# [元素位置记录]
╔══
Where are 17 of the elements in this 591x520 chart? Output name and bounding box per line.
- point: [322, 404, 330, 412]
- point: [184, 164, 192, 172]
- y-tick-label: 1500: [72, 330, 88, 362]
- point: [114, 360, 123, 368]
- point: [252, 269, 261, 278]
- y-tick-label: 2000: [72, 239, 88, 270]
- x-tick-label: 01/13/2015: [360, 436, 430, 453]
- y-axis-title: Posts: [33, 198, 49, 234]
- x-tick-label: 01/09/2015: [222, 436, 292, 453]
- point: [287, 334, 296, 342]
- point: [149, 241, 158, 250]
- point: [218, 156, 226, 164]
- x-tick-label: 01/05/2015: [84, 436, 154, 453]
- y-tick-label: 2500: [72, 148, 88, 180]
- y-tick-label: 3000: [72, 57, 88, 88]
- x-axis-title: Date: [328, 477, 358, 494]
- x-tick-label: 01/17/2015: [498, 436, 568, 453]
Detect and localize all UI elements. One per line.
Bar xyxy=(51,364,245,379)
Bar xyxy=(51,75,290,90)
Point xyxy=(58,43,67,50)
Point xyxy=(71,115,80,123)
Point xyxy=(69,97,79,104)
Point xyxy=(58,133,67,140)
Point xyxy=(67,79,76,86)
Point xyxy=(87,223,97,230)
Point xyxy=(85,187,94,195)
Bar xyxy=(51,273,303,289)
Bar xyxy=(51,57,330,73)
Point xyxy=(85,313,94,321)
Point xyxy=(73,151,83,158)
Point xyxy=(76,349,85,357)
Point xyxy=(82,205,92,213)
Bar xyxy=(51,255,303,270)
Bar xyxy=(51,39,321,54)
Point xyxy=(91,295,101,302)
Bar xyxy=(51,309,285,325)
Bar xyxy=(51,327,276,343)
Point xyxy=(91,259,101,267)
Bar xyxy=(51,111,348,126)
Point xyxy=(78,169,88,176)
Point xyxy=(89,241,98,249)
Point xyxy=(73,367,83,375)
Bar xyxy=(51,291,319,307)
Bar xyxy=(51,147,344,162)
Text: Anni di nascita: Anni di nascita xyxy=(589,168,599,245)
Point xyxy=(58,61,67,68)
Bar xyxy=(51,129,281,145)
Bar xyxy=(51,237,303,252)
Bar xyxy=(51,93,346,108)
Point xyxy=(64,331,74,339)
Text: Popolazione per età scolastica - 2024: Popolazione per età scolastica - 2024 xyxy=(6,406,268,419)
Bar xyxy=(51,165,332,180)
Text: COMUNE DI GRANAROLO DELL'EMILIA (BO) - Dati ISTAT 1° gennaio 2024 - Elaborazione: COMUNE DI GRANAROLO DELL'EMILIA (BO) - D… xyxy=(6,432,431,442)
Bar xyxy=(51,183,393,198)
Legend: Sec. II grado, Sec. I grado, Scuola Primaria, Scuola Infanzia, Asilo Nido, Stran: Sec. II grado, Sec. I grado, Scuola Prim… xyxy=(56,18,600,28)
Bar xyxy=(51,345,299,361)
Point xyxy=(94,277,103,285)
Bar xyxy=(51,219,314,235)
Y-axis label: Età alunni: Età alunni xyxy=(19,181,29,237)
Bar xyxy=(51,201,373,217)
╚══
# [练习题目]
找出上面含有字符串“label”的每一行，并逐行照抄。匹配时区分大小写。

# [本题答案]
- y-tick-label: 1500: [72, 330, 88, 362]
- y-tick-label: 2000: [72, 239, 88, 270]
- x-tick-label: 01/13/2015: [360, 436, 430, 453]
- x-tick-label: 01/09/2015: [222, 436, 292, 453]
- x-tick-label: 01/05/2015: [84, 436, 154, 453]
- y-tick-label: 2500: [72, 148, 88, 180]
- y-tick-label: 3000: [72, 57, 88, 88]
- x-tick-label: 01/17/2015: [498, 436, 568, 453]
Y-axis label: Età alunni: Età alunni xyxy=(19,181,29,237)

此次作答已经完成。